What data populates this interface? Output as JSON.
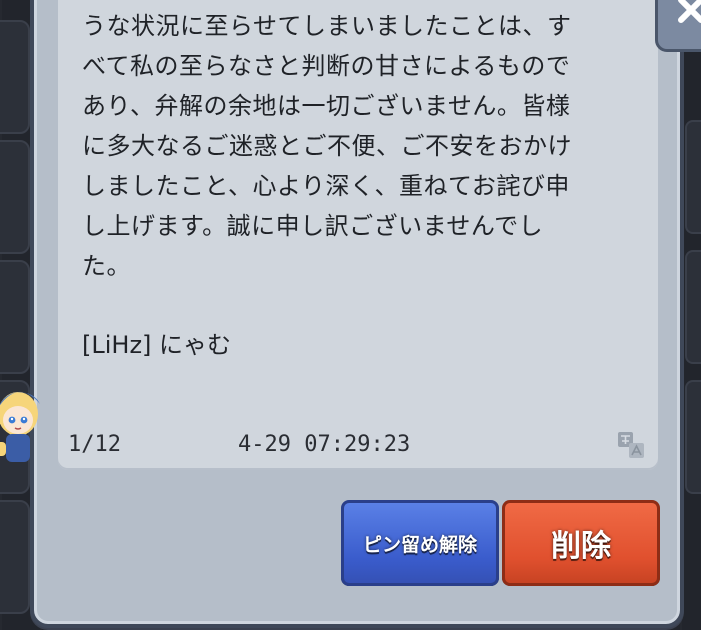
{
  "message": {
    "text": "うな状況に至らせてしまいましたことは、す\nべて私の至らなさと判断の甘さによるもので\nあり、弁解の余地は一切ございません。皆様\nに多大なるご迷惑とご不便、ご不安をおかけ\nしましたこと、心より深く、重ねてお詫び申\nし上げます。誠に申し訳ございませんでし\nた。",
    "signature": "[LiHz] にゃむ",
    "page_counter": "1/12",
    "timestamp": "4-29 07:29:23"
  },
  "buttons": {
    "unpin_label": "ピン留め解除",
    "delete_label": "削除"
  },
  "icons": {
    "close": "close-icon",
    "translate": "translate-icon",
    "avatar": "character-avatar"
  },
  "colors": {
    "unpin": "#3a5ccc",
    "delete": "#e0502e",
    "panel": "#d0d6dd"
  }
}
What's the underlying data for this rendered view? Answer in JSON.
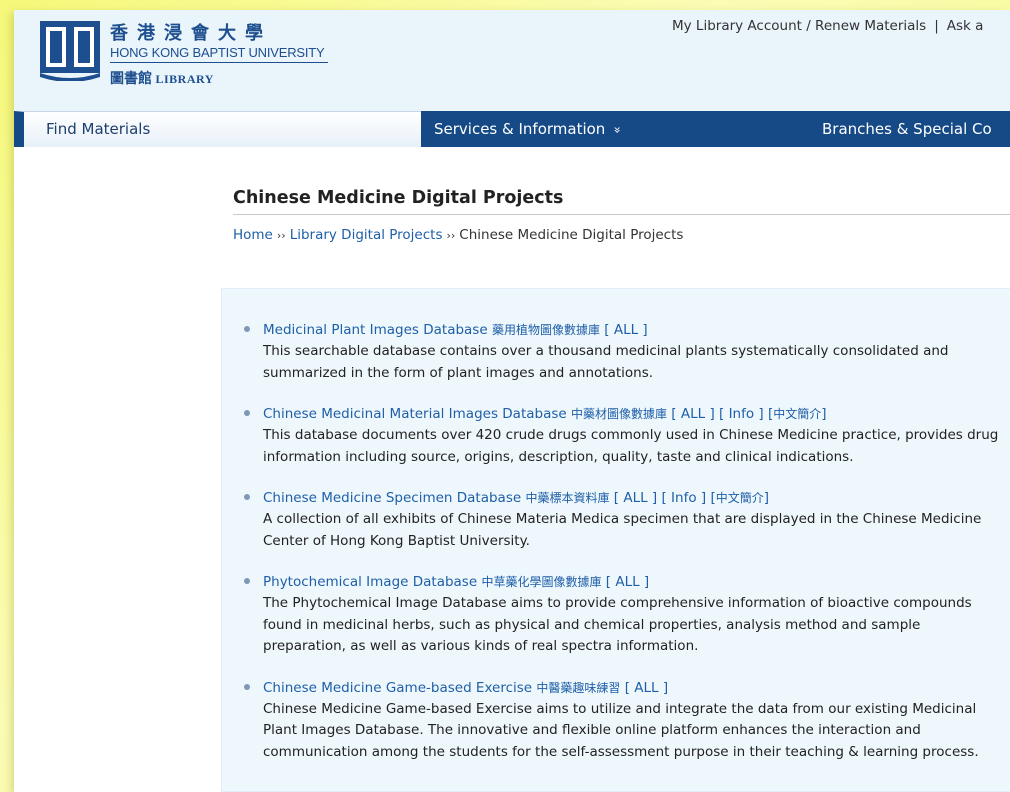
{
  "header": {
    "logo_cn": "香港浸會大學",
    "logo_en": "HONG KONG BAPTIST UNIVERSITY",
    "logo_lib_cn": "圖書館",
    "logo_lib_en": "LIBRARY",
    "account_link": "My Library Account / Renew Materials",
    "separator": "|",
    "ask_link": "Ask a"
  },
  "nav": {
    "find": "Find Materials",
    "services": "Services & Information",
    "services_chevron": "»",
    "branches": "Branches & Special Co"
  },
  "page": {
    "title": "Chinese Medicine Digital Projects",
    "breadcrumb": {
      "home": "Home",
      "sep": "››",
      "parent": "Library Digital Projects",
      "current": "Chinese Medicine Digital Projects"
    }
  },
  "projects": [
    {
      "title": "Medicinal Plant Images Database",
      "title_cn": "藥用植物圖像數據庫",
      "links": [
        "ALL"
      ],
      "description": "This searchable database contains over a thousand medicinal plants systematically consolidated and summarized in the form of plant images and annotations."
    },
    {
      "title": "Chinese Medicinal Material Images Database",
      "title_cn": "中藥材圖像數據庫",
      "links": [
        "ALL",
        "Info",
        "中文簡介"
      ],
      "description": "This database documents over 420 crude drugs commonly used in Chinese Medicine practice, provides drug information including source, origins, description, quality, taste and clinical indications."
    },
    {
      "title": "Chinese Medicine Specimen Database",
      "title_cn": "中藥標本資料庫",
      "links": [
        "ALL",
        "Info",
        "中文簡介"
      ],
      "description": "A collection of all exhibits of Chinese Materia Medica specimen that are displayed in the Chinese Medicine Center of Hong Kong Baptist University."
    },
    {
      "title": "Phytochemical Image Database",
      "title_cn": "中草藥化學圖像數據庫",
      "links": [
        "ALL"
      ],
      "description": "The Phytochemical Image Database aims to provide comprehensive information of bioactive compounds found in medicinal herbs, such as physical and chemical properties, analysis method and sample preparation, as well as various kinds of real spectra information."
    },
    {
      "title": "Chinese Medicine Game-based Exercise",
      "title_cn": "中醫藥趣味練習",
      "links": [
        "ALL"
      ],
      "description": "Chinese Medicine Game-based Exercise aims to utilize and integrate the data from our existing Medicinal Plant Images Database. The innovative and flexible online platform enhances the interaction and communication among the students for the self-assessment purpose in their teaching & learning process."
    }
  ],
  "colors": {
    "link": "#1f5fa8",
    "nav_bg": "#154a86",
    "header_bg": "#eaf4fb",
    "panel_bg": "#eef7fc",
    "outer_bg": "#f6f87a"
  }
}
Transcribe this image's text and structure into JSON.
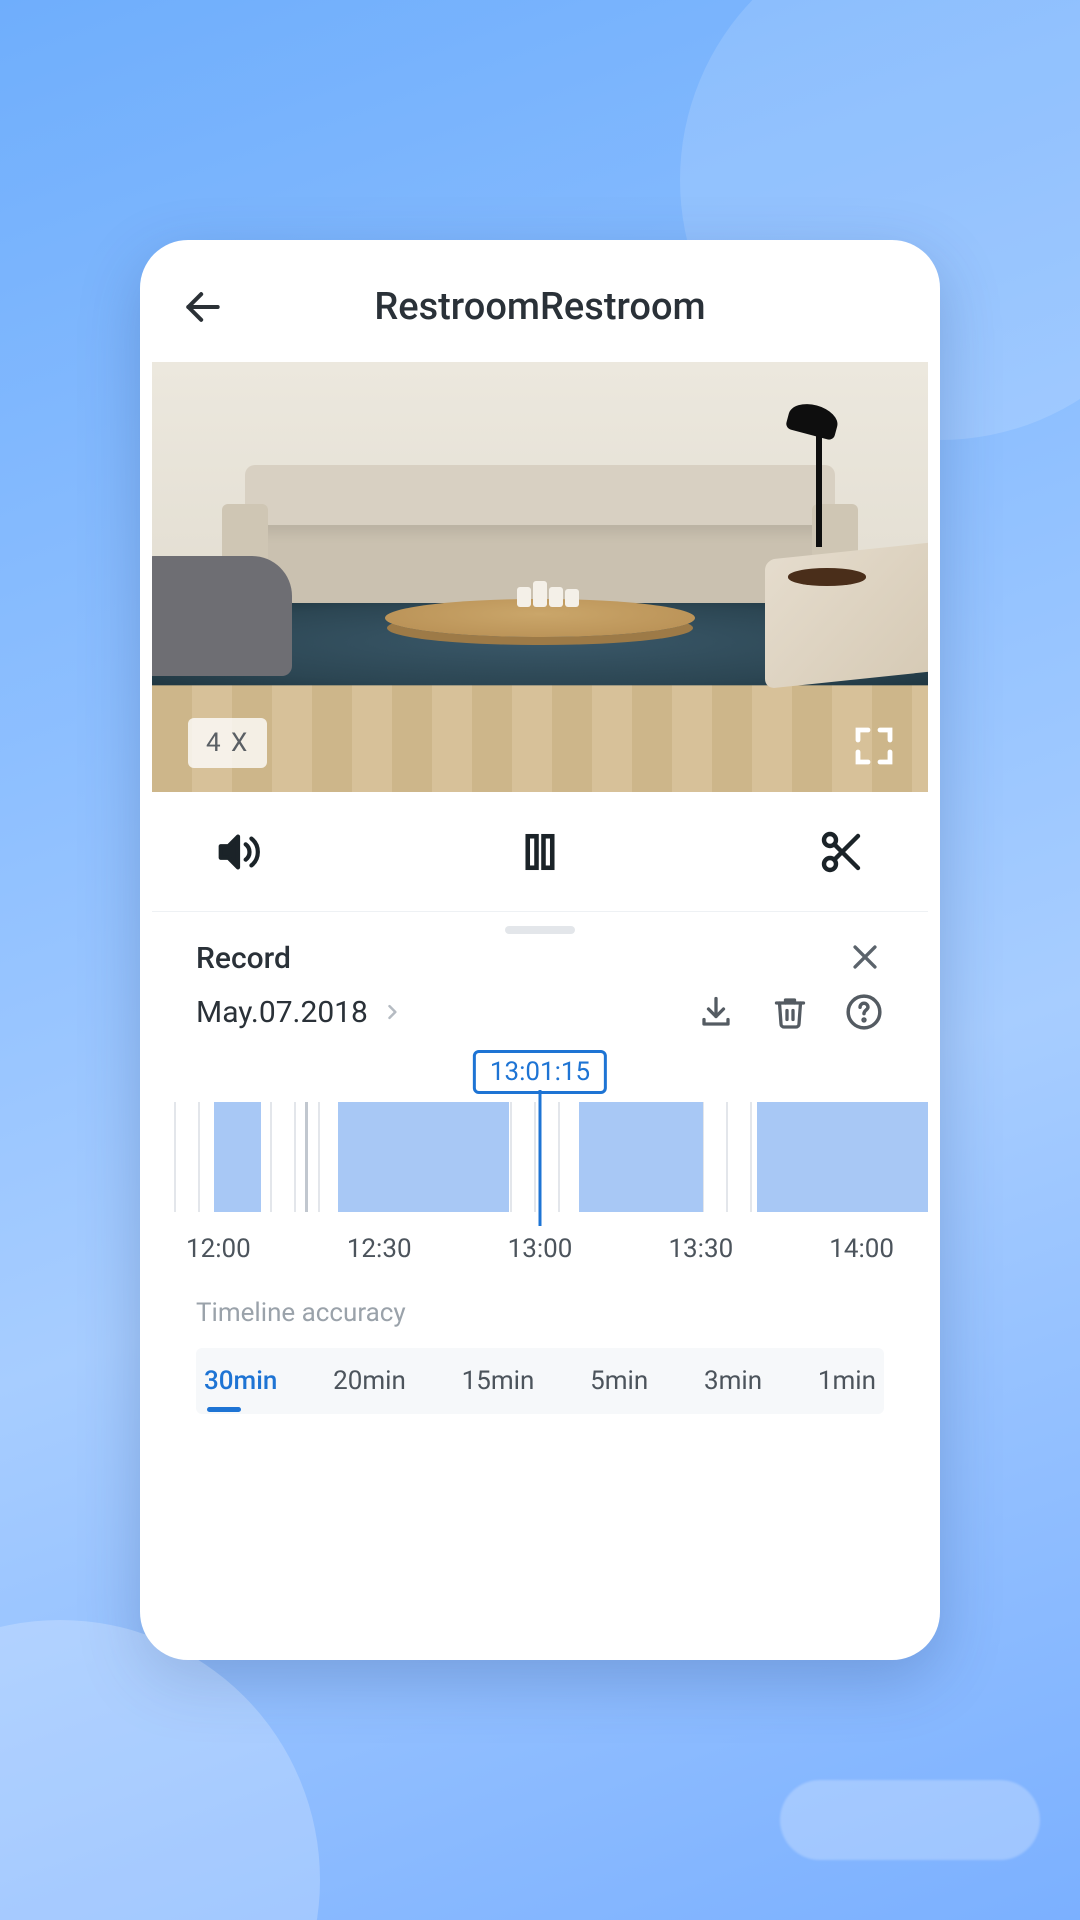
{
  "header": {
    "title": "RestroomRestroom"
  },
  "video": {
    "zoom_label": "4 X"
  },
  "controls": {
    "sound_icon": "sound-icon",
    "pause_icon": "pause-icon",
    "cut_icon": "scissors-icon"
  },
  "record_panel": {
    "label": "Record",
    "date": "May.07.2018",
    "current_time": "13:01:15"
  },
  "timeline": {
    "marks": [
      "12:00",
      "12:30",
      "13:00",
      "13:30",
      "14:00"
    ],
    "segments": [
      {
        "left_pct": 8,
        "width_pct": 6
      },
      {
        "left_pct": 24,
        "width_pct": 22
      },
      {
        "left_pct": 55,
        "width_pct": 16
      },
      {
        "left_pct": 78,
        "width_pct": 22
      }
    ]
  },
  "accuracy": {
    "title": "Timeline accuracy",
    "options": [
      "30min",
      "20min",
      "15min",
      "5min",
      "3min",
      "1min"
    ],
    "active_index": 0
  }
}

## DIRECTIONS FOR THIS TASK
Repeat the data exactly in full, omitting its pictures.

## FINISHED ANSWER
What data populates this interface? Output as JSON.
{
  "message": {
    "text": "うな状況に至らせてしまいましたことは、す\nべて私の至らなさと判断の甘さによるもので\nあり、弁解の余地は一切ございません。皆様\nに多大なるご迷惑とご不便、ご不安をおかけ\nしましたこと、心より深く、重ねてお詫び申\nし上げます。誠に申し訳ございませんでし\nた。",
    "signature": "[LiHz] にゃむ",
    "page_counter": "1/12",
    "timestamp": "4-29 07:29:23"
  },
  "buttons": {
    "unpin_label": "ピン留め解除",
    "delete_label": "削除"
  },
  "icons": {
    "close": "close-icon",
    "translate": "translate-icon",
    "avatar": "character-avatar"
  },
  "colors": {
    "unpin": "#3a5ccc",
    "delete": "#e0502e",
    "panel": "#d0d6dd"
  }
}
What's the underlying data for this rendered view? Answer in JSON.
{
  "header": {
    "logo_cn": "香港浸會大學",
    "logo_en": "HONG KONG BAPTIST UNIVERSITY",
    "logo_lib_cn": "圖書館",
    "logo_lib_en": "LIBRARY",
    "account_link": "My Library Account / Renew Materials",
    "separator": "|",
    "ask_link": "Ask a"
  },
  "nav": {
    "find": "Find Materials",
    "services": "Services & Information",
    "services_chevron": "»",
    "branches": "Branches & Special Co"
  },
  "page": {
    "title": "Chinese Medicine Digital Projects",
    "breadcrumb": {
      "home": "Home",
      "sep": "››",
      "parent": "Library Digital Projects",
      "current": "Chinese Medicine Digital Projects"
    }
  },
  "projects": [
    {
      "title": "Medicinal Plant Images Database",
      "title_cn": "藥用植物圖像數據庫",
      "links": [
        "ALL"
      ],
      "description": "This searchable database contains over a thousand medicinal plants systematically consolidated and summarized in the form of plant images and annotations."
    },
    {
      "title": "Chinese Medicinal Material Images Database",
      "title_cn": "中藥材圖像數據庫",
      "links": [
        "ALL",
        "Info",
        "中文簡介"
      ],
      "description": "This database documents over 420 crude drugs commonly used in Chinese Medicine practice, provides drug information including source, origins, description, quality, taste and clinical indications."
    },
    {
      "title": "Chinese Medicine Specimen Database",
      "title_cn": "中藥標本資料庫",
      "links": [
        "ALL",
        "Info",
        "中文簡介"
      ],
      "description": "A collection of all exhibits of Chinese Materia Medica specimen that are displayed in the Chinese Medicine Center of Hong Kong Baptist University."
    },
    {
      "title": "Phytochemical Image Database",
      "title_cn": "中草藥化學圖像數據庫",
      "links": [
        "ALL"
      ],
      "description": "The Phytochemical Image Database aims to provide comprehensive information of bioactive compounds found in medicinal herbs, such as physical and chemical properties, analysis method and sample preparation, as well as various kinds of real spectra information."
    },
    {
      "title": "Chinese Medicine Game-based Exercise",
      "title_cn": "中醫藥趣味練習",
      "links": [
        "ALL"
      ],
      "description": "Chinese Medicine Game-based Exercise aims to utilize and integrate the data from our existing Medicinal Plant Images Database. The innovative and flexible online platform enhances the interaction and communication among the students for the self-assessment purpose in their teaching & learning process."
    }
  ],
  "colors": {
    "link": "#1f5fa8",
    "nav_bg": "#154a86",
    "header_bg": "#eaf4fb",
    "panel_bg": "#eef7fc",
    "outer_bg": "#f6f87a"
  }
}
Transcribe this image's text and structure into JSON.
{
  "header": {
    "title": "RestroomRestroom"
  },
  "video": {
    "zoom_label": "4 X"
  },
  "controls": {
    "sound_icon": "sound-icon",
    "pause_icon": "pause-icon",
    "cut_icon": "scissors-icon"
  },
  "record_panel": {
    "label": "Record",
    "date": "May.07.2018",
    "current_time": "13:01:15"
  },
  "timeline": {
    "marks": [
      "12:00",
      "12:30",
      "13:00",
      "13:30",
      "14:00"
    ],
    "segments": [
      {
        "left_pct": 8,
        "width_pct": 6
      },
      {
        "left_pct": 24,
        "width_pct": 22
      },
      {
        "left_pct": 55,
        "width_pct": 16
      },
      {
        "left_pct": 78,
        "width_pct": 22
      }
    ]
  },
  "accuracy": {
    "title": "Timeline accuracy",
    "options": [
      "30min",
      "20min",
      "15min",
      "5min",
      "3min",
      "1min"
    ],
    "active_index": 0
  }
}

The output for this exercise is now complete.